### Instruction:
Search the data below for the string "Untitled". Extract every line that contains it.
+ + +
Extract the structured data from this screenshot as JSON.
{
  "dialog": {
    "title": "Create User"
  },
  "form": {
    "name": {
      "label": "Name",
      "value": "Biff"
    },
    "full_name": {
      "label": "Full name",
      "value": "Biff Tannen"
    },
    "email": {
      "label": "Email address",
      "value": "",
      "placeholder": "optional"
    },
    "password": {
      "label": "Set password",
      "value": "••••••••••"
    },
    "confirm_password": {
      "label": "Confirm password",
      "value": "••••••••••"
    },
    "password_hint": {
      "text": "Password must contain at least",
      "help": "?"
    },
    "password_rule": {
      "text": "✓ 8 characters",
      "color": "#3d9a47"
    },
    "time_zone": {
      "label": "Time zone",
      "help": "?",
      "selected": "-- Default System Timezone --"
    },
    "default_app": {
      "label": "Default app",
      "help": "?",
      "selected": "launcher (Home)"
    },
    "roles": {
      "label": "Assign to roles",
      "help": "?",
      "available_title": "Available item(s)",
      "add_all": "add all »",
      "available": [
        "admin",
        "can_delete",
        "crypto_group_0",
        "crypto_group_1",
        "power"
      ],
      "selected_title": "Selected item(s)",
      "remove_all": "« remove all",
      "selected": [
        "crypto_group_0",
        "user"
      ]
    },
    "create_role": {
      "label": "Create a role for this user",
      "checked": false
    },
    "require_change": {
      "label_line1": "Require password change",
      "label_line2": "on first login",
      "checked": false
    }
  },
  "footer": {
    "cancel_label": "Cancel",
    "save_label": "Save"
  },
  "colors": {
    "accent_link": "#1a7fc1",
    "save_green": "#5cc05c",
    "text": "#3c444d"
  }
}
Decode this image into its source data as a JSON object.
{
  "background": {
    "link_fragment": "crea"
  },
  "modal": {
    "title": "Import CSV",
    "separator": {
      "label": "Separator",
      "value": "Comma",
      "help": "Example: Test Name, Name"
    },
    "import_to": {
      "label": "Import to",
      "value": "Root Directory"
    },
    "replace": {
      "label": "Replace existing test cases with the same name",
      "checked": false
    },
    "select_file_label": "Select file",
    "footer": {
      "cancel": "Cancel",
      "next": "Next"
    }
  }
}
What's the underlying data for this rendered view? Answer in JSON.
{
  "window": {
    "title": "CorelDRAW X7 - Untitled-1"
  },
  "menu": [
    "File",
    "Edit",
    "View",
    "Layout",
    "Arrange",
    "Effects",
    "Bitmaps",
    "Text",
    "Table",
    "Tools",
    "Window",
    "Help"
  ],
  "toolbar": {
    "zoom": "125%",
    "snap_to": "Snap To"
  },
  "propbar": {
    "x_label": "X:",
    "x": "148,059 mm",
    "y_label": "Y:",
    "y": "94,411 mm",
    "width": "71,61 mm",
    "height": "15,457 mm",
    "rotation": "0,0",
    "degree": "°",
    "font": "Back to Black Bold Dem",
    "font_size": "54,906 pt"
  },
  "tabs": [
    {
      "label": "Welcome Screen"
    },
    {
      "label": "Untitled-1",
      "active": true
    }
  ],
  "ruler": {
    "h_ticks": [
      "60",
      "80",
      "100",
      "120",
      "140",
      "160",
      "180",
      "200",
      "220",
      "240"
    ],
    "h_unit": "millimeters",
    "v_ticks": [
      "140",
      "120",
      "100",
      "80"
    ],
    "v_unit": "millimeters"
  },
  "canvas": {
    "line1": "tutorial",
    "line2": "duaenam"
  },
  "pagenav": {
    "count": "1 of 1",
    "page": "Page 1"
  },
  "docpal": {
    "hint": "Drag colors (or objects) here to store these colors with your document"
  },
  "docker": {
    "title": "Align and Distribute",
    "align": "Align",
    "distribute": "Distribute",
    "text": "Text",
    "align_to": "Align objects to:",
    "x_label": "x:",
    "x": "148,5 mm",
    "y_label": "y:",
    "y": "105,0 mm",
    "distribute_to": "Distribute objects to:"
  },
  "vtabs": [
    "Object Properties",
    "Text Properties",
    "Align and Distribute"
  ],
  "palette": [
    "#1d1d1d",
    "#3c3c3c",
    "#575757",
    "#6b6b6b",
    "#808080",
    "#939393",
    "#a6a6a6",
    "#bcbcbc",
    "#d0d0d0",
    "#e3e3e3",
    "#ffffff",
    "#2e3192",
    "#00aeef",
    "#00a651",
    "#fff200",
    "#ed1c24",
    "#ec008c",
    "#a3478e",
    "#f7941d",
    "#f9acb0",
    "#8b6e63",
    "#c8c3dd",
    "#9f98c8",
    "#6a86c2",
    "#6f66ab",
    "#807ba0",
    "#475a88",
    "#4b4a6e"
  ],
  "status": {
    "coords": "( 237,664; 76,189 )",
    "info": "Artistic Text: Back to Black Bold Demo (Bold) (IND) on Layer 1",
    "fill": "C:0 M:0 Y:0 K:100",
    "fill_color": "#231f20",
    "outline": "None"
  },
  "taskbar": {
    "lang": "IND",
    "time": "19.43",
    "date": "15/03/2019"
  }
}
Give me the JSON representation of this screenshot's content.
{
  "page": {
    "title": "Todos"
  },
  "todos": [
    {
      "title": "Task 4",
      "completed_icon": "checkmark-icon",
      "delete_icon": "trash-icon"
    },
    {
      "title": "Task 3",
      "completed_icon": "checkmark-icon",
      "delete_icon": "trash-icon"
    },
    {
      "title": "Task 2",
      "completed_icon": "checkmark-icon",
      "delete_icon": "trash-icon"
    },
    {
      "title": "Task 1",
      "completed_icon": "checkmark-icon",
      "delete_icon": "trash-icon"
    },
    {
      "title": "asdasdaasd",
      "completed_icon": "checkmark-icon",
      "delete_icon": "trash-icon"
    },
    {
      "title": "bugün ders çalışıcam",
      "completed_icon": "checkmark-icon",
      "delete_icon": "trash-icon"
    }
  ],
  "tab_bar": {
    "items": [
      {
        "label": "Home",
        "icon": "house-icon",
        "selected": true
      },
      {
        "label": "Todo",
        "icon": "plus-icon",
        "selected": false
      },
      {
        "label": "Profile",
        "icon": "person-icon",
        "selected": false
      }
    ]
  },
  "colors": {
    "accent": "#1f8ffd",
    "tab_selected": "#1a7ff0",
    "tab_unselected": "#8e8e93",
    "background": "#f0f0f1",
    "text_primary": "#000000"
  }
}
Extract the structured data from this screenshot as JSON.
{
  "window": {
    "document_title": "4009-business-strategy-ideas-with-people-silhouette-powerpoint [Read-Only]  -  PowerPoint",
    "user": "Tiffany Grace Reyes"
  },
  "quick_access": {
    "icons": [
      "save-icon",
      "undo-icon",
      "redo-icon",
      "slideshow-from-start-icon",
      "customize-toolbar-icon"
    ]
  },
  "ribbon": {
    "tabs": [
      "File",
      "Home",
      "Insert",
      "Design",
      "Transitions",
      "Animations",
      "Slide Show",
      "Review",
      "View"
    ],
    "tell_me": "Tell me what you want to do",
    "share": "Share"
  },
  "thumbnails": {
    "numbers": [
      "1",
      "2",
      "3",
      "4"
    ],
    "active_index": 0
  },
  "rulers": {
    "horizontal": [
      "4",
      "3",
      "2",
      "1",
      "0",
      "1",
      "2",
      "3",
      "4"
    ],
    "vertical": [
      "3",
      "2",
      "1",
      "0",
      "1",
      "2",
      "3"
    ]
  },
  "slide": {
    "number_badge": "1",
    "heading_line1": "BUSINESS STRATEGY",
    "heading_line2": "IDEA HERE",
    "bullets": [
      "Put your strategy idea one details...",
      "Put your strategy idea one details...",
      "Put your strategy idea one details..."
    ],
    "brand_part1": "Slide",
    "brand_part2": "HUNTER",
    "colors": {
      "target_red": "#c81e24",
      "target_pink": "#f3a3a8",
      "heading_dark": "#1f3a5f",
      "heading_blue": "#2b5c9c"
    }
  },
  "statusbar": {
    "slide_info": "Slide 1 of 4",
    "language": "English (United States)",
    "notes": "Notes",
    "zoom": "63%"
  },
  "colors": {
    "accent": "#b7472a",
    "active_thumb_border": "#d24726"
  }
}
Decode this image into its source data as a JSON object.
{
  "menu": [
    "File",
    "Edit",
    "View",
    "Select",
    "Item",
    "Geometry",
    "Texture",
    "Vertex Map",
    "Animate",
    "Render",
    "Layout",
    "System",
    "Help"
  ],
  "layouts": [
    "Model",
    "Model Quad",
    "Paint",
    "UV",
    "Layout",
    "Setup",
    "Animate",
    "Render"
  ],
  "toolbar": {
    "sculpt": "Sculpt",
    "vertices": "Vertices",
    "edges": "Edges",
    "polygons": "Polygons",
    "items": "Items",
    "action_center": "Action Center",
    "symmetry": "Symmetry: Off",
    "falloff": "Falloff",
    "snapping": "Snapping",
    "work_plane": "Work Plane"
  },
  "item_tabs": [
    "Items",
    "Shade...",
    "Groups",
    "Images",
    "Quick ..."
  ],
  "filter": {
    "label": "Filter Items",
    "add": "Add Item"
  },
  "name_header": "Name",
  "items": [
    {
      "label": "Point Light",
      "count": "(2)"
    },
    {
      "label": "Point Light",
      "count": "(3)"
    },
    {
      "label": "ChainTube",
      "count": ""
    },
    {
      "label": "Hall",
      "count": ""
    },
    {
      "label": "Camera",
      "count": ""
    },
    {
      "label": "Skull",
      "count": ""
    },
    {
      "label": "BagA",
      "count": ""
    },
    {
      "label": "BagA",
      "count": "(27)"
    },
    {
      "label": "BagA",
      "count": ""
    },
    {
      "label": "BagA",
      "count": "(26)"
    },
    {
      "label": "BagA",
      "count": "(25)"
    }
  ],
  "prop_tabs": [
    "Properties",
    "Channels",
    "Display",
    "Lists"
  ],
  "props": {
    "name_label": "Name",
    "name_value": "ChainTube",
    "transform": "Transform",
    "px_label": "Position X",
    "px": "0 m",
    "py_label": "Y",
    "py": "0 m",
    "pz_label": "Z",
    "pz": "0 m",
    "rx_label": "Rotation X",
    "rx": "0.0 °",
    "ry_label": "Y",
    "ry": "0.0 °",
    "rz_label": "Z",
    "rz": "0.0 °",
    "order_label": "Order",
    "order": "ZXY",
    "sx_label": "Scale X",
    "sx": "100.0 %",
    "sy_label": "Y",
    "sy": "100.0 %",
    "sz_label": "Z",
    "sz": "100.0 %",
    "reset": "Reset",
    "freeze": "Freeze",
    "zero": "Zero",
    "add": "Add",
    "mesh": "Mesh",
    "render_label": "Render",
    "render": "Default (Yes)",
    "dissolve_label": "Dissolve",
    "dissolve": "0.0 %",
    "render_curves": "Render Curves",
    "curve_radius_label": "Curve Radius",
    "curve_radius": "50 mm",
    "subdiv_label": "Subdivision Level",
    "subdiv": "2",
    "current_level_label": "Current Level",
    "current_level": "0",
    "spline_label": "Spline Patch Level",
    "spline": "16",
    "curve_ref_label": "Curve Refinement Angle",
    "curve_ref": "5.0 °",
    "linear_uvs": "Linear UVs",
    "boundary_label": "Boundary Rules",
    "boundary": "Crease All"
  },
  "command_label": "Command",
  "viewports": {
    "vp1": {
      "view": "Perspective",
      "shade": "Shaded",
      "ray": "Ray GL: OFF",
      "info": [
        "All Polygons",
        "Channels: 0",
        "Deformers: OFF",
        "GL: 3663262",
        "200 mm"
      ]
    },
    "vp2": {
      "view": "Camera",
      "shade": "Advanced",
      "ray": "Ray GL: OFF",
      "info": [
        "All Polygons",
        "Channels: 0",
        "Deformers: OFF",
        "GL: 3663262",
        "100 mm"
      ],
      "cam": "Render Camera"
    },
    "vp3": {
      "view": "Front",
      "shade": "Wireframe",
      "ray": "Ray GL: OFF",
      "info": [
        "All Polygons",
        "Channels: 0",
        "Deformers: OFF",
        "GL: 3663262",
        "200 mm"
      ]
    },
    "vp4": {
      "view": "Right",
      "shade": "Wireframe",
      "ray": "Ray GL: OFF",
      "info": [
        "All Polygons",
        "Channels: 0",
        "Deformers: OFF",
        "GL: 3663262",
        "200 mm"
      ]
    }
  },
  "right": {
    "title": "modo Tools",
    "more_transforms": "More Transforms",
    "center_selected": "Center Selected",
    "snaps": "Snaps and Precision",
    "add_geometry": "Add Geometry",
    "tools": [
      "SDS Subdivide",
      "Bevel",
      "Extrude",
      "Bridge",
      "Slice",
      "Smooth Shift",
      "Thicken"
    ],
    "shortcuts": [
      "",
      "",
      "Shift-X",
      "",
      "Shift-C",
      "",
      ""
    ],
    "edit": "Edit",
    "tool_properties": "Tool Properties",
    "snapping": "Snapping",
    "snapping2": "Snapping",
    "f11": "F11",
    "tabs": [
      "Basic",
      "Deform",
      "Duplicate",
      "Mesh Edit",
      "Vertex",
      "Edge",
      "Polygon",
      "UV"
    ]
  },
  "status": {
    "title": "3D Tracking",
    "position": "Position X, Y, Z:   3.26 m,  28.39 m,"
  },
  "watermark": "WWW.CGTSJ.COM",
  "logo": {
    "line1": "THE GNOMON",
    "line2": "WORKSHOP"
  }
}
+ + +
### Output below:
    "title": "CorelDRAW X7 - Untitled-1"
      "label": "Untitled-1",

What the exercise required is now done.